◆ **INSTRUCTIONS FOR THE TASK**: Leave out the pictures and repeat the rest of the material exactly.

┄┄┄┄┄┄┄┄┄┄

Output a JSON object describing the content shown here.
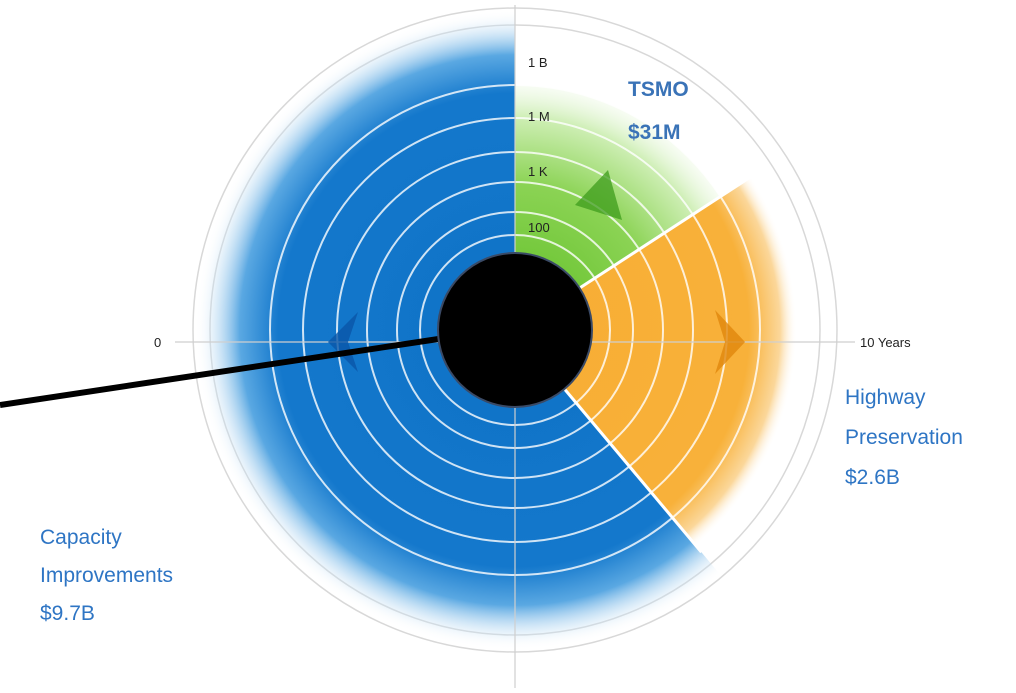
{
  "chart_data": {
    "type": "polar-area",
    "scale_tick_labels": [
      "1 B",
      "1 M",
      "1 K",
      "100"
    ],
    "axis_start_label": "0",
    "axis_end_label": "10 Years",
    "series": [
      {
        "name": "TSMO",
        "amount": "$31M",
        "value": 31000000,
        "color": "#6fc72e"
      },
      {
        "name": "Highway Preservation",
        "amount": "$2.6B",
        "value": 2600000000,
        "color": "#f6a92c"
      },
      {
        "name": "Capacity Improvements",
        "amount": "$9.7B",
        "value": 9700000000,
        "color": "#1376c9"
      }
    ]
  },
  "labels": {
    "tsmo_name": "TSMO",
    "tsmo_amount": "$31M",
    "highway_line1": "Highway",
    "highway_line2": "Preservation",
    "highway_amount": "$2.6B",
    "capacity_line1": "Capacity",
    "capacity_line2": "Improvements",
    "capacity_amount": "$9.7B"
  }
}
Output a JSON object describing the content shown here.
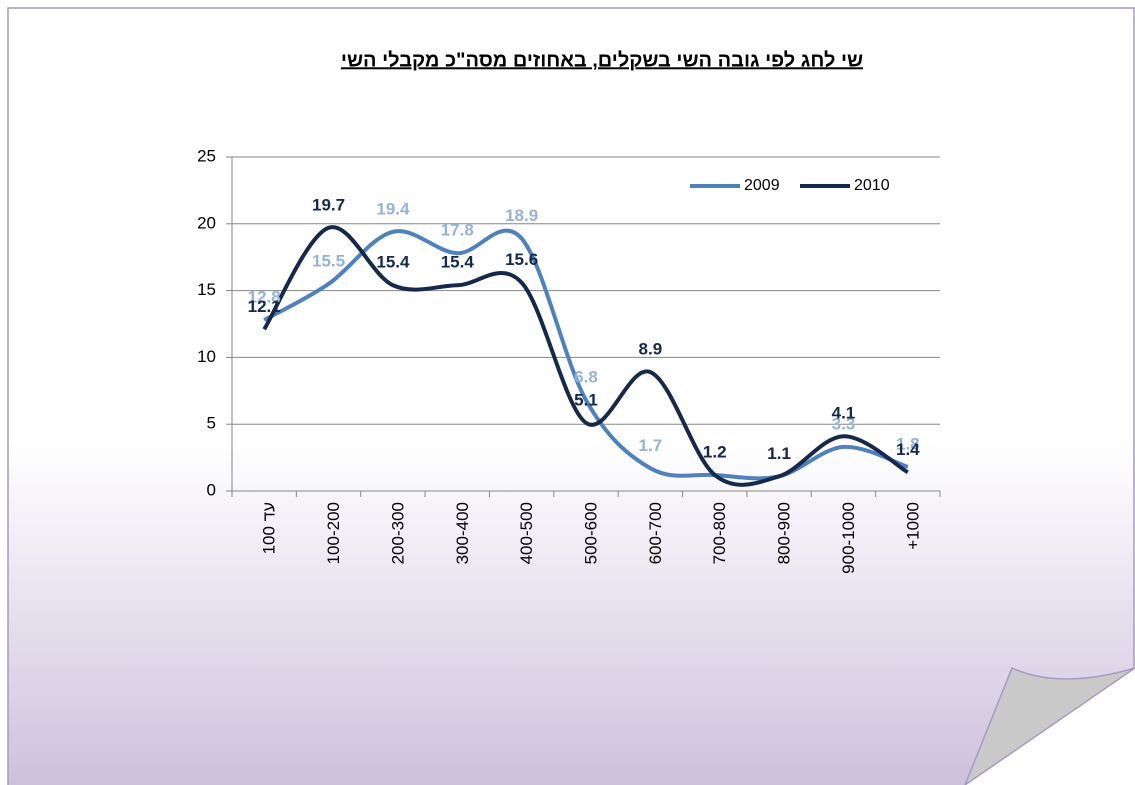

┄┄┄┄┄┄┄┄┄┄

◆ **OUTPUT FOR THIS EXERCISE**:
Output a JSON object describing the content shown here.
{
  "chart_data": {
    "type": "polar-area",
    "scale_tick_labels": [
      "1 B",
      "1 M",
      "1 K",
      "100"
    ],
    "axis_start_label": "0",
    "axis_end_label": "10 Years",
    "series": [
      {
        "name": "TSMO",
        "amount": "$31M",
        "value": 31000000,
        "color": "#6fc72e"
      },
      {
        "name": "Highway Preservation",
        "amount": "$2.6B",
        "value": 2600000000,
        "color": "#f6a92c"
      },
      {
        "name": "Capacity Improvements",
        "amount": "$9.7B",
        "value": 9700000000,
        "color": "#1376c9"
      }
    ]
  },
  "labels": {
    "tsmo_name": "TSMO",
    "tsmo_amount": "$31M",
    "highway_line1": "Highway",
    "highway_line2": "Preservation",
    "highway_amount": "$2.6B",
    "capacity_line1": "Capacity",
    "capacity_line2": "Improvements",
    "capacity_amount": "$9.7B"
  }
}
Output a JSON object describing the content shown here.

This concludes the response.